Request:
List each line of the data that holds the string "Chứng".

(Part of a data file)
○ ○ ○ ○ ○ ○ ○
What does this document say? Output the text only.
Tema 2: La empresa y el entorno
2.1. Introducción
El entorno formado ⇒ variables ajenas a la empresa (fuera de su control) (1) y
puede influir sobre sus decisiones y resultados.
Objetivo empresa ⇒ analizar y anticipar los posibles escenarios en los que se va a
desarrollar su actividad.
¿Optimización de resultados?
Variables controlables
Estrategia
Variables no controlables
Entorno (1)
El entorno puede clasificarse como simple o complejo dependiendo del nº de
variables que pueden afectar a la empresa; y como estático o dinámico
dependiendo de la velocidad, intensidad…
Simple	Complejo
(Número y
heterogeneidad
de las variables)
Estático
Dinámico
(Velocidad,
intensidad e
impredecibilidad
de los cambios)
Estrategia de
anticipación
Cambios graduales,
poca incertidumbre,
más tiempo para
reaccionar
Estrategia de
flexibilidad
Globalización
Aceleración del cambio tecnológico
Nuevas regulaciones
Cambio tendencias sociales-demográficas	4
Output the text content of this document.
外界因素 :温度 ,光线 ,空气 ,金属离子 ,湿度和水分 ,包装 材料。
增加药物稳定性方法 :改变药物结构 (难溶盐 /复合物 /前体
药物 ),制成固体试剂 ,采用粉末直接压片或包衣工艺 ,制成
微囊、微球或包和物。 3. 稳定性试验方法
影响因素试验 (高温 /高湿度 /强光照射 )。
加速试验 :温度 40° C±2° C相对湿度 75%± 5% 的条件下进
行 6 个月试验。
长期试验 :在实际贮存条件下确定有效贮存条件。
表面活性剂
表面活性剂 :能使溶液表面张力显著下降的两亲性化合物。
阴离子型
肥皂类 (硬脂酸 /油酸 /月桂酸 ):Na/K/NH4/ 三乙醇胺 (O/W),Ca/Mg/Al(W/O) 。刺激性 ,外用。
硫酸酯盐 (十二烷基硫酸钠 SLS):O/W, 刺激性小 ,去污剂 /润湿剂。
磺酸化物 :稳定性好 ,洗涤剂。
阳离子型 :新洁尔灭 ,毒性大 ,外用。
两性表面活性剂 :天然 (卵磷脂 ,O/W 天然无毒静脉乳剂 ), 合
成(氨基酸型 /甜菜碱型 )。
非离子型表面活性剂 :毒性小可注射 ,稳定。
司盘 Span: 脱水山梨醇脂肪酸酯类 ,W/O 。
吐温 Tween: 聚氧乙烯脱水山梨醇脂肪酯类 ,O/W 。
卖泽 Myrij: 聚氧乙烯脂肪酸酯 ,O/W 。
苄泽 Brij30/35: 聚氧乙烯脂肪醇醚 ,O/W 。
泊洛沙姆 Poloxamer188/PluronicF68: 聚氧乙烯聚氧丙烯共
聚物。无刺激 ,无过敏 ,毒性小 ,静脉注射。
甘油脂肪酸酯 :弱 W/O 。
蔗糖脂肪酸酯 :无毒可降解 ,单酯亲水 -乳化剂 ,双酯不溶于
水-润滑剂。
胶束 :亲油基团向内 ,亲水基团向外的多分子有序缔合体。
○ ○ ○ ○ ○ ○ ○
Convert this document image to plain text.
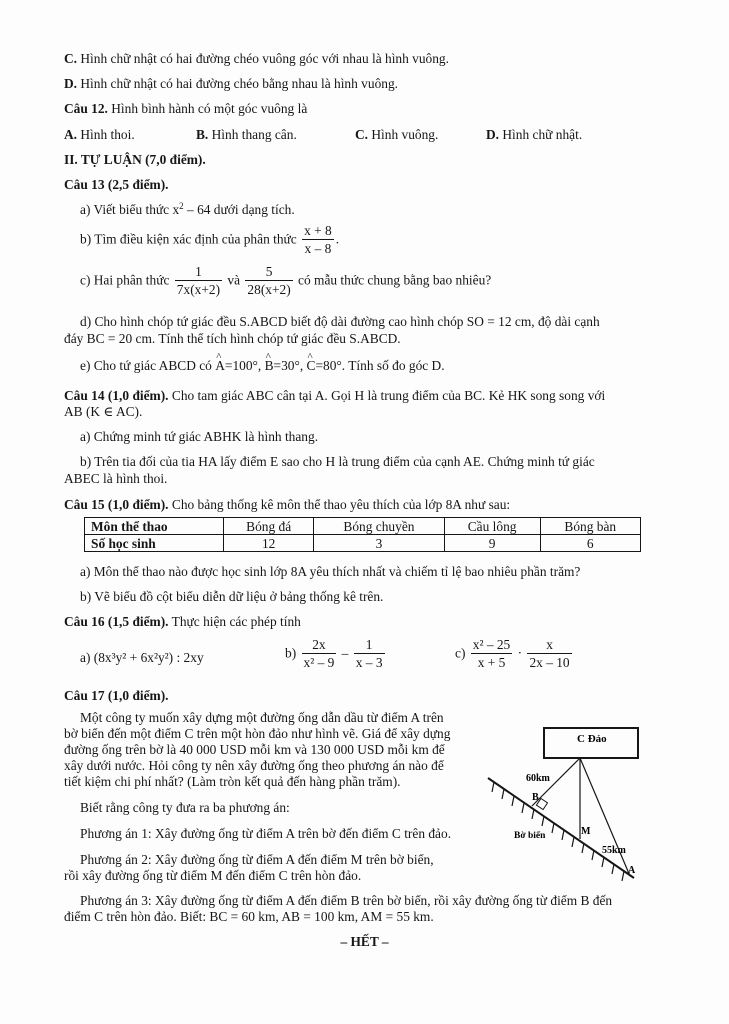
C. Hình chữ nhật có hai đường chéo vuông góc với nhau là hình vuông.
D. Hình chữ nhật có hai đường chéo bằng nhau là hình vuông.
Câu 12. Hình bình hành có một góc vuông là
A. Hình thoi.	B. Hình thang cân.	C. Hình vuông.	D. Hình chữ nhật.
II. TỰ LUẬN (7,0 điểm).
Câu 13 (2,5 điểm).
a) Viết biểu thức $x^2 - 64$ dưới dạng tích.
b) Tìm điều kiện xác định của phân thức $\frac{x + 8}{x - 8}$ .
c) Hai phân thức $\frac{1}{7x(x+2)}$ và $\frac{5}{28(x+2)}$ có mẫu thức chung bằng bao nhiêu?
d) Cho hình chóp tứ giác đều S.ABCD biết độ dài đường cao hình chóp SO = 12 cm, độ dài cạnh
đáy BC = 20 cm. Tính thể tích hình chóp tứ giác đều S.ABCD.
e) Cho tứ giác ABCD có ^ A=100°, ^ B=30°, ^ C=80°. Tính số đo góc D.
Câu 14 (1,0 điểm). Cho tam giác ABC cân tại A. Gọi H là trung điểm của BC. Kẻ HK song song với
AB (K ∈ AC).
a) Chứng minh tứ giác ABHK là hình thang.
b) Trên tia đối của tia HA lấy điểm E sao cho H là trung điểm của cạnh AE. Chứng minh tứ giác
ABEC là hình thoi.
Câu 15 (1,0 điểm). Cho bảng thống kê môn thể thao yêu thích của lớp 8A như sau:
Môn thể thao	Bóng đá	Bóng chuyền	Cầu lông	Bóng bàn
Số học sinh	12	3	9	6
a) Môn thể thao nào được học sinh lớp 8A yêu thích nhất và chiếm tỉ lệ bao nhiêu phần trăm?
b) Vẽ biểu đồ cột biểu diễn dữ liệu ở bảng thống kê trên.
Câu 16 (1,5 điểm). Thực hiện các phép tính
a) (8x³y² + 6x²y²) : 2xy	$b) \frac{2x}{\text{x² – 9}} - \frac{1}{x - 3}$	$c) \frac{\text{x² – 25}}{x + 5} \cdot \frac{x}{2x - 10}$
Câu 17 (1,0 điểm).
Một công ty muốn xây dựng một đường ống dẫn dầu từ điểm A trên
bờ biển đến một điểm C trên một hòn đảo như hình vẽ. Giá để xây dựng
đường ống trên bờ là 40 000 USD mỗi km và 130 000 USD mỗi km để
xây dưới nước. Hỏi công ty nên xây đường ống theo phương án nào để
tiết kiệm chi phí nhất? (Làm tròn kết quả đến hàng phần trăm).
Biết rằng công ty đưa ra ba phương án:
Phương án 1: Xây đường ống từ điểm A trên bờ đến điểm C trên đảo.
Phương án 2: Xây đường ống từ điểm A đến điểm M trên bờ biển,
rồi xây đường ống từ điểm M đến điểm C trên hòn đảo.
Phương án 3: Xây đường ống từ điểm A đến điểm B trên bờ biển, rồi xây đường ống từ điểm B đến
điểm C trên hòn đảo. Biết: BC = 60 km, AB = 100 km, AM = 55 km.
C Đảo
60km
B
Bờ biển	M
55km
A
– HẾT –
○ ○ ○ ○ ○ ○ ○
Answer:
a) Chứng minh tứ giác ABHK là hình thang.
b) Trên tia đối của tia HA lấy điểm E sao cho H là trung điểm của cạnh AE. Chứng minh tứ giác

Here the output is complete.